▶ [Task requirements]: Can you recast the stretch of material from its start through the line containing "246, 1617, 314]" as a Markdown table with the columns Number and Record line, one numbered row per line and no rows for blank lines?

# start of Task data

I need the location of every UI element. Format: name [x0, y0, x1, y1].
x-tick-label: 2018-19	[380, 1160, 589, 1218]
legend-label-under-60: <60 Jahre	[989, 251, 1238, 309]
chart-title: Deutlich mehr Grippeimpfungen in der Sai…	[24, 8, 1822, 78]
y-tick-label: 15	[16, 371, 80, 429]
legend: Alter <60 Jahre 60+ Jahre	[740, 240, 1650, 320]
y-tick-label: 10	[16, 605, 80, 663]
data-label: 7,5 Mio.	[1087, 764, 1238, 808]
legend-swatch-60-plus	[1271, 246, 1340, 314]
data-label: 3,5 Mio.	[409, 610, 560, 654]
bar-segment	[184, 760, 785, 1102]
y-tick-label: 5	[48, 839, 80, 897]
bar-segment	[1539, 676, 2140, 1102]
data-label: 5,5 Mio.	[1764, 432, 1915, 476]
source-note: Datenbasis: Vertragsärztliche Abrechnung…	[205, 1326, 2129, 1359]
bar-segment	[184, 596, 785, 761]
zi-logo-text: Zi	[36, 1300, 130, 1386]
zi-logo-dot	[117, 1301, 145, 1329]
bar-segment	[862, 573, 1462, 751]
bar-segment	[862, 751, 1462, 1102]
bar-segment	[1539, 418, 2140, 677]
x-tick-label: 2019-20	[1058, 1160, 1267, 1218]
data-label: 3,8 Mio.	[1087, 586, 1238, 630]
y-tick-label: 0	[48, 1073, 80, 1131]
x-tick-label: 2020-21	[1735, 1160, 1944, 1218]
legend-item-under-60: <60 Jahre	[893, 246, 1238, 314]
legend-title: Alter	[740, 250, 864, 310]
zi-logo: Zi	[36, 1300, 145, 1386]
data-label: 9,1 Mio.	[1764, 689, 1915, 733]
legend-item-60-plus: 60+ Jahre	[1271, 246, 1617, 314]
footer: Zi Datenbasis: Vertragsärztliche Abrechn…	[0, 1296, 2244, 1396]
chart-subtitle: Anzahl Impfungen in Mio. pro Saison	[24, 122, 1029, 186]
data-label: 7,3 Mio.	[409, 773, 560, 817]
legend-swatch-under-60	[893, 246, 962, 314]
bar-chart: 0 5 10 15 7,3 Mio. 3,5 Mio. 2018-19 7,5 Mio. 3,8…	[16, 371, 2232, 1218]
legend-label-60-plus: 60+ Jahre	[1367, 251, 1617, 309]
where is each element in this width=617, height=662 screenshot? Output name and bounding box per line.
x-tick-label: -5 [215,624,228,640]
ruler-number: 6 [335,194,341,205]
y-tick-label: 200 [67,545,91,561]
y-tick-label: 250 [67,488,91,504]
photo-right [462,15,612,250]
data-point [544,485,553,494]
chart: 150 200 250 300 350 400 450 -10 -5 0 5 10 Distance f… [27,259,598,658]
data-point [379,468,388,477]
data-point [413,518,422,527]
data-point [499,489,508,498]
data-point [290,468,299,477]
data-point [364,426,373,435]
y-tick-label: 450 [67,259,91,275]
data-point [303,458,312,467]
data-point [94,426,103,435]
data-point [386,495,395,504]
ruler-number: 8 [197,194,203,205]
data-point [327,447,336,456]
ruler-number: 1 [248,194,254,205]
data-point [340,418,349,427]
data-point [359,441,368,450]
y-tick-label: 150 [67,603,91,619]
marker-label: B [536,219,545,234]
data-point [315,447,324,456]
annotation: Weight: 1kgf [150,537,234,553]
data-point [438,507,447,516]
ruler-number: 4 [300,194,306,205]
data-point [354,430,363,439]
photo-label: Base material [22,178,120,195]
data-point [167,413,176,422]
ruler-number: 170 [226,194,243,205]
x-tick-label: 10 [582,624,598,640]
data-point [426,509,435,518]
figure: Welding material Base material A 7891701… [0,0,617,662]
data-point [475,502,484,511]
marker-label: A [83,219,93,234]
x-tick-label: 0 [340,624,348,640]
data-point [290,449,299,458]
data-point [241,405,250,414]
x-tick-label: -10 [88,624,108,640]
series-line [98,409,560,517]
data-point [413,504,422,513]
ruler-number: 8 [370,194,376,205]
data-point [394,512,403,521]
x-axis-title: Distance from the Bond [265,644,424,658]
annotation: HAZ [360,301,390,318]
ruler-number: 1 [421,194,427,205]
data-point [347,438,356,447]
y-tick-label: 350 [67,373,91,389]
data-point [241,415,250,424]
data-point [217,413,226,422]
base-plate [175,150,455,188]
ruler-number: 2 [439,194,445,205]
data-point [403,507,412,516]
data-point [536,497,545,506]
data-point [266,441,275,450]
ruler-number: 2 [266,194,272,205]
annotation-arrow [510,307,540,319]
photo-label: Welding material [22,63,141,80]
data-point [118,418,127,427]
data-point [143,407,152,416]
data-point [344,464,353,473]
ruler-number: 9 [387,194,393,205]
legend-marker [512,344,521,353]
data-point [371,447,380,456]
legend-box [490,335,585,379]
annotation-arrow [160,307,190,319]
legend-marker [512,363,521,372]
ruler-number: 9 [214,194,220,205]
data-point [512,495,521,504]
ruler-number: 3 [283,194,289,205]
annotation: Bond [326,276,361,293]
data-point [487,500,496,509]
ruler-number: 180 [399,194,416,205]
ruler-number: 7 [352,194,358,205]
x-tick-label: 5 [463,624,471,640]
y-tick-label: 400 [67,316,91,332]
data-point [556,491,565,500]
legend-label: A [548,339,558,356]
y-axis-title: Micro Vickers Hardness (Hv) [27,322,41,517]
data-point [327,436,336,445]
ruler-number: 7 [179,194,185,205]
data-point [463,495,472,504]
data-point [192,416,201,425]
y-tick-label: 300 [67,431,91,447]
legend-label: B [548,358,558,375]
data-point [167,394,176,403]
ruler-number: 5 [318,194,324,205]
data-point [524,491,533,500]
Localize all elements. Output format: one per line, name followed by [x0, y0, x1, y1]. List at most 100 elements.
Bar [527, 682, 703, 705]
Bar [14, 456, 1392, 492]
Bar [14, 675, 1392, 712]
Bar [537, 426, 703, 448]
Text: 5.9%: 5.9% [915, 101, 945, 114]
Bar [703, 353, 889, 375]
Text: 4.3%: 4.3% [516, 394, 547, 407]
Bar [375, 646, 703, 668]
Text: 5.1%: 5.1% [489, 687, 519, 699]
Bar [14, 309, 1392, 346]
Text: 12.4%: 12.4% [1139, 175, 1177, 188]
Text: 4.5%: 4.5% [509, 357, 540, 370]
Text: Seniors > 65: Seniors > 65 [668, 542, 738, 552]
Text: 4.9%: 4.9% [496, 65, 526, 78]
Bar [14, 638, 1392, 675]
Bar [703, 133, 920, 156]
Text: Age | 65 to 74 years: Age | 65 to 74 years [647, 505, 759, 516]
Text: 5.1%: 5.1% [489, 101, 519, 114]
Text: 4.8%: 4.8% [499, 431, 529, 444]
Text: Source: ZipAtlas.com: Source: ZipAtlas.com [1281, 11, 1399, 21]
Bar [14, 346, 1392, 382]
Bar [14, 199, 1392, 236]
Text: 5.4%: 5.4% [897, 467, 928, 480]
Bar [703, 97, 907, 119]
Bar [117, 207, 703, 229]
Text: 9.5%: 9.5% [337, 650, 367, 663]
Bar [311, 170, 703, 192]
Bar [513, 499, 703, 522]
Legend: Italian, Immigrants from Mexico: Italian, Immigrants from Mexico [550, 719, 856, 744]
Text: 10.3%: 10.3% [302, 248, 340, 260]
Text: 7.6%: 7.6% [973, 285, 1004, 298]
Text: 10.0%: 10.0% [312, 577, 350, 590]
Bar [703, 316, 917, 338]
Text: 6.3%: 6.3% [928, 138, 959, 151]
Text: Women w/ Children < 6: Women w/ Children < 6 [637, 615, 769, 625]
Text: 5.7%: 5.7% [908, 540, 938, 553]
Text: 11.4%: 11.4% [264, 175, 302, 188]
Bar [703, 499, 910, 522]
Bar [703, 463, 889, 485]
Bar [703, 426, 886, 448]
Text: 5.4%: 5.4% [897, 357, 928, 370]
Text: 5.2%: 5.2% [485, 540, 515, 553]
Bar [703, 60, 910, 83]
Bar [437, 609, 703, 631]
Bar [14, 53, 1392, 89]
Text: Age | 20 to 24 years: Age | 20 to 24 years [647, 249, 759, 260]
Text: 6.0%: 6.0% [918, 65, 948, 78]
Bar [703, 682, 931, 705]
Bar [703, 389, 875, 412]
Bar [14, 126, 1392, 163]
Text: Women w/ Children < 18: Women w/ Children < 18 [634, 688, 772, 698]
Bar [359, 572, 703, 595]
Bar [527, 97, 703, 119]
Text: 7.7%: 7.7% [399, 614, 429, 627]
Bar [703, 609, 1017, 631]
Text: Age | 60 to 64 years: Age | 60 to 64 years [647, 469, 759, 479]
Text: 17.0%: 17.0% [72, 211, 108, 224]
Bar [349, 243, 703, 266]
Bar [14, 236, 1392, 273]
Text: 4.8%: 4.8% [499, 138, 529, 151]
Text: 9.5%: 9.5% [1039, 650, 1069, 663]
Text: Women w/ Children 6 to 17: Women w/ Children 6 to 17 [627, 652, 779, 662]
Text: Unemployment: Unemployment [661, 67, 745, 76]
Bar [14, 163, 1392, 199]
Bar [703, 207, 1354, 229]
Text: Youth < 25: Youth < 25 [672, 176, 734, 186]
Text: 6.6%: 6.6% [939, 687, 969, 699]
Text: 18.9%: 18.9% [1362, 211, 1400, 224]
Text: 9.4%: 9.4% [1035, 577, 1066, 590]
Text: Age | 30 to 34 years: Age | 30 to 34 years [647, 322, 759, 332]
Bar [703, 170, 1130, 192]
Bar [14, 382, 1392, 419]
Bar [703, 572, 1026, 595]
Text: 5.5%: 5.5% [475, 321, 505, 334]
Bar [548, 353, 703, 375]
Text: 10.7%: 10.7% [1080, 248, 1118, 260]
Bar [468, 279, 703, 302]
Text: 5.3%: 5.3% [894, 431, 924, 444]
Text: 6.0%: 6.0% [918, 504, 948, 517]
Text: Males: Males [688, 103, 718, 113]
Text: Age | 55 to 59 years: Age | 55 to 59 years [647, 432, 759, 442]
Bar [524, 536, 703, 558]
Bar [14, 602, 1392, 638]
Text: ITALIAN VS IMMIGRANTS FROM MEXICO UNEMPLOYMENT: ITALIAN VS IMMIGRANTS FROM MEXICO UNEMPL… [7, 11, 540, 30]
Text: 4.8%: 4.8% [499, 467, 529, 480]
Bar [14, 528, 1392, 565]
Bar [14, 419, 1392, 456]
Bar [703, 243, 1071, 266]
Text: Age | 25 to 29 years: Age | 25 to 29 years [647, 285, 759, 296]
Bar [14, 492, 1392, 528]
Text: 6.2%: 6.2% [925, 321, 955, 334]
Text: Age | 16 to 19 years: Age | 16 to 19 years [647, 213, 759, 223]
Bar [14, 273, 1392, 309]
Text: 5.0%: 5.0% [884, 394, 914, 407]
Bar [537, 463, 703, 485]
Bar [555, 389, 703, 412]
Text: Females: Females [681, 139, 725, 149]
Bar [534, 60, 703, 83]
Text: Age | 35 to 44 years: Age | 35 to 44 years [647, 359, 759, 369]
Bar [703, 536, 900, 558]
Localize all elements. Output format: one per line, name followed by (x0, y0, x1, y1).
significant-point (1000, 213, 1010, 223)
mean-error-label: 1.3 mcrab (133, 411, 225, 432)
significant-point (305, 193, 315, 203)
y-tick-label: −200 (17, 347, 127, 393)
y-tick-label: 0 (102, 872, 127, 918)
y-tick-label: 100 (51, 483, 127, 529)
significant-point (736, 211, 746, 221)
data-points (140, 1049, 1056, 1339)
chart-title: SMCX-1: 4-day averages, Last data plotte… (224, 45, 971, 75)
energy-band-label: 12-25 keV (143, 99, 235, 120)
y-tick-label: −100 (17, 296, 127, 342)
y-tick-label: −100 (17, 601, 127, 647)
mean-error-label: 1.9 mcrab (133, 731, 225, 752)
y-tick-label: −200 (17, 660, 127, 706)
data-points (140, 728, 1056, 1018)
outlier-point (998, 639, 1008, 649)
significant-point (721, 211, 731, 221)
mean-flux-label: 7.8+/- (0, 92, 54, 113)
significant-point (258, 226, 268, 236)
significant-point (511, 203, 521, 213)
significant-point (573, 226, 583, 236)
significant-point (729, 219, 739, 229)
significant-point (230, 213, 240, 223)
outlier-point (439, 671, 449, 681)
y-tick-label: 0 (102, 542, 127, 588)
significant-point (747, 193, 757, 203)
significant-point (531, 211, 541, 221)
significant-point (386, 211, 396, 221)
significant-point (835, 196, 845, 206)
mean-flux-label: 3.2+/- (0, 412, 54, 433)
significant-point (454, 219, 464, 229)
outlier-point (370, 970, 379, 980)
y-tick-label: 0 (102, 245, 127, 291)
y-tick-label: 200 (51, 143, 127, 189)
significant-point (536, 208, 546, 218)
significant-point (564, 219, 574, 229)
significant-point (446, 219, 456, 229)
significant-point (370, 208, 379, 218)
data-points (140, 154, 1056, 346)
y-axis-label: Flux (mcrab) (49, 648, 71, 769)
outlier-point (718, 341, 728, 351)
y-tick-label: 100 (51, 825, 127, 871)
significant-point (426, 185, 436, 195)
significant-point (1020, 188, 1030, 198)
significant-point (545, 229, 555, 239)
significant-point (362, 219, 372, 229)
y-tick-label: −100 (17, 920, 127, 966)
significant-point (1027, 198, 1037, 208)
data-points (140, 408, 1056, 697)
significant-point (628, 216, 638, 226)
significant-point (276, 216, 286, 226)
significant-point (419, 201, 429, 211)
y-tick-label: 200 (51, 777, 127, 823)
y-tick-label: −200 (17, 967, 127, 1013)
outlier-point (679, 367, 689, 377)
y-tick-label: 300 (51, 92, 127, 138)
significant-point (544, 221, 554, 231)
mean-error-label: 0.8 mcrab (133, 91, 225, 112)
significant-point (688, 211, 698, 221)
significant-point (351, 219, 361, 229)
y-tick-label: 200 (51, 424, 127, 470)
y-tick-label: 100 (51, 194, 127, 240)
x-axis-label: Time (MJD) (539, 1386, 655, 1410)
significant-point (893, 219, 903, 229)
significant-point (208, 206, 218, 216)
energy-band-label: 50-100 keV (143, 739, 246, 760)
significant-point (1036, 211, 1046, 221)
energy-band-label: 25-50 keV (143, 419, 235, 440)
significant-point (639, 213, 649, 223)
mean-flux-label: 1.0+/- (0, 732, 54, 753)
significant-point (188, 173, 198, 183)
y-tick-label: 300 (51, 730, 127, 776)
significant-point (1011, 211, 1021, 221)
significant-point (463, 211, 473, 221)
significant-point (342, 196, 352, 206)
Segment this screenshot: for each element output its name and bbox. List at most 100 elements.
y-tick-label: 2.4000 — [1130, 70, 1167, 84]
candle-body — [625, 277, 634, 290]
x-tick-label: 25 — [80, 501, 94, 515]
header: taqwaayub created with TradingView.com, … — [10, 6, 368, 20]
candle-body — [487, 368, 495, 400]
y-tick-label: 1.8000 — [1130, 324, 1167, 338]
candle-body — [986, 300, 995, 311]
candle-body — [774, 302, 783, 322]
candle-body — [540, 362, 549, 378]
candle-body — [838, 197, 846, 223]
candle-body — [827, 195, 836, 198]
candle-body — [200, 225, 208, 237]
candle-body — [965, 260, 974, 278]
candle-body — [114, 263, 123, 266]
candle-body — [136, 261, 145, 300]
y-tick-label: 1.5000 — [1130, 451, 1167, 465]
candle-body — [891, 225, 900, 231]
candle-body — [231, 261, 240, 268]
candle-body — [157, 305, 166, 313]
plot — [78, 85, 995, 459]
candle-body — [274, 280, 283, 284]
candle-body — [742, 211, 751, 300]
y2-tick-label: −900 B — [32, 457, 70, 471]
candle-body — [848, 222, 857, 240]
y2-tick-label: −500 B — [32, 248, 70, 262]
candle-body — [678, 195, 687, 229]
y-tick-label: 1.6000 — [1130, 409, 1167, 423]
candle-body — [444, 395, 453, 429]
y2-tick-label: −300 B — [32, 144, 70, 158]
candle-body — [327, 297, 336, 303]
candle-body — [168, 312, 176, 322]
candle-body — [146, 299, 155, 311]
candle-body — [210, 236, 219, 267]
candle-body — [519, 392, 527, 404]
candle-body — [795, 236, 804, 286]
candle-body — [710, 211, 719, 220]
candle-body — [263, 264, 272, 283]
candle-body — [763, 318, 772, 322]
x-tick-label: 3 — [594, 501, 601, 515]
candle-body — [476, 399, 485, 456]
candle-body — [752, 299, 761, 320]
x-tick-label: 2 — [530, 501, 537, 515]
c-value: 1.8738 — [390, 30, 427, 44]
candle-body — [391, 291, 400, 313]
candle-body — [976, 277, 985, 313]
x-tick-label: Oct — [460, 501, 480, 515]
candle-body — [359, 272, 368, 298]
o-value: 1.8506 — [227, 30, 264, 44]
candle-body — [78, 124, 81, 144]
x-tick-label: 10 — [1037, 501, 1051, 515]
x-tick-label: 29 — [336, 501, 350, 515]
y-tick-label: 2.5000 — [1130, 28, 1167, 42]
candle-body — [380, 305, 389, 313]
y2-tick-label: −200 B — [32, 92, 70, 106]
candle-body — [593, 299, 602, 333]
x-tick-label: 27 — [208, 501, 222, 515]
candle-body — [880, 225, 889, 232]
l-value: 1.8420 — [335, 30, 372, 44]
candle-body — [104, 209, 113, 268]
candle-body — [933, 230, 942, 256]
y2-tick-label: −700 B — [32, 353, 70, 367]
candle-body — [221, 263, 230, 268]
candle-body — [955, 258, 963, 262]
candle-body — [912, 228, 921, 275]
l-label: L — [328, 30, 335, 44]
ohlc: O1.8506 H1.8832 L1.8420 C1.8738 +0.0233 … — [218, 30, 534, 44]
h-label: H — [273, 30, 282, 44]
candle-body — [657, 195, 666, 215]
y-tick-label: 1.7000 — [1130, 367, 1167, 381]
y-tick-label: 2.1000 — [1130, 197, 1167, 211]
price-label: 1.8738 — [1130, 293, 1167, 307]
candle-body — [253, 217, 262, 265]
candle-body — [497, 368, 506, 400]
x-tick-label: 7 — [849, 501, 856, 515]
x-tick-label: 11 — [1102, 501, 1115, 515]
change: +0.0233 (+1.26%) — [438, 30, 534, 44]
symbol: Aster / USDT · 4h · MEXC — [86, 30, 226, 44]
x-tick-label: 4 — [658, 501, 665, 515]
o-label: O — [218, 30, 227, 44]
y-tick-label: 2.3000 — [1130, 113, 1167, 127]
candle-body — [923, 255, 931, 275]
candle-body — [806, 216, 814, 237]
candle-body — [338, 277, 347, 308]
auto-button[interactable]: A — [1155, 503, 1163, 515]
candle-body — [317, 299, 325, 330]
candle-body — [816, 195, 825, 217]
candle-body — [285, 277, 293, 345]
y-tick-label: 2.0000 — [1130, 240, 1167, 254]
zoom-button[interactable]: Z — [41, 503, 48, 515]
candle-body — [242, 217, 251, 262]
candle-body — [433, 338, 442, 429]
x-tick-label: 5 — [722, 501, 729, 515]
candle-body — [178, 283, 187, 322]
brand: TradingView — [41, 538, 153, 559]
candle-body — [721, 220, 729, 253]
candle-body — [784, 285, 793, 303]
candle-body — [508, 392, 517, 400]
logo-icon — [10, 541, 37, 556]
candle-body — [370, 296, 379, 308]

# end of Task data

▶ [Exercise response]:
| Number | Record line |
|---|---|
| 1 | I need the location of every UI element. Format: name [x0, y0, x1, y1]. |
| 2 | x-tick-label: 2018-19	[380, 1160, 589, 1218] |
| 3 | legend-label-under-60: <60 Jahre	[989, 251, 1238, 309] |
| 4 | chart-title: Deutlich mehr Grippeimpfungen in der Sai…	[24, 8, 1822, 78] |
| 5 | y-tick-label: 15	[16, 371, 80, 429] |
| 6 | legend: Alter <60 Jahre 60+ Jahre	[740, 240, 1650, 320] |
| 7 | y-tick-label: 10	[16, 605, 80, 663] |
| 8 | data-label: 7,5 Mio.	[1087, 764, 1238, 808] |
| 9 | legend-swatch-60-plus	[1271, 246, 1340, 314] |
| 10 | data-label: 3,5 Mio.	[409, 610, 560, 654] |
| 11 | bar-segment	[184, 760, 785, 1102] |
| 12 | y-tick-label: 5	[48, 839, 80, 897] |
| 13 | bar-segment	[1539, 676, 2140, 1102] |
| 14 | data-label: 5,5 Mio.	[1764, 432, 1915, 476] |
| 15 | source-note: Datenbasis: Vertragsärztliche Abrechnung…	[205, 1326, 2129, 1359] |
| 16 | bar-segment	[184, 596, 785, 761] |
| 17 | zi-logo-text: Zi	[36, 1300, 130, 1386] |
| 18 | zi-logo-dot	[117, 1301, 145, 1329] |
| 19 | bar-segment	[862, 573, 1462, 751] |
| 20 | bar-segment	[862, 751, 1462, 1102] |
| 21 | bar-segment	[1539, 418, 2140, 677] |
| 22 | x-tick-label: 2019-20	[1058, 1160, 1267, 1218] |
| 23 | data-label: 3,8 Mio.	[1087, 586, 1238, 630] |
| 24 | y-tick-label: 0	[48, 1073, 80, 1131] |
| 25 | x-tick-label: 2020-21	[1735, 1160, 1944, 1218] |
| 26 | legend-item-under-60: <60 Jahre	[893, 246, 1238, 314] |
| 27 | legend-title: Alter	[740, 250, 864, 310] |
| 28 | zi-logo: Zi	[36, 1300, 145, 1386] |
| 29 | data-label: 9,1 Mio.	[1764, 689, 1915, 733] |
| 30 | legend-item-60-plus: 60+ Jahre	[1271, 246, 1617, 314] |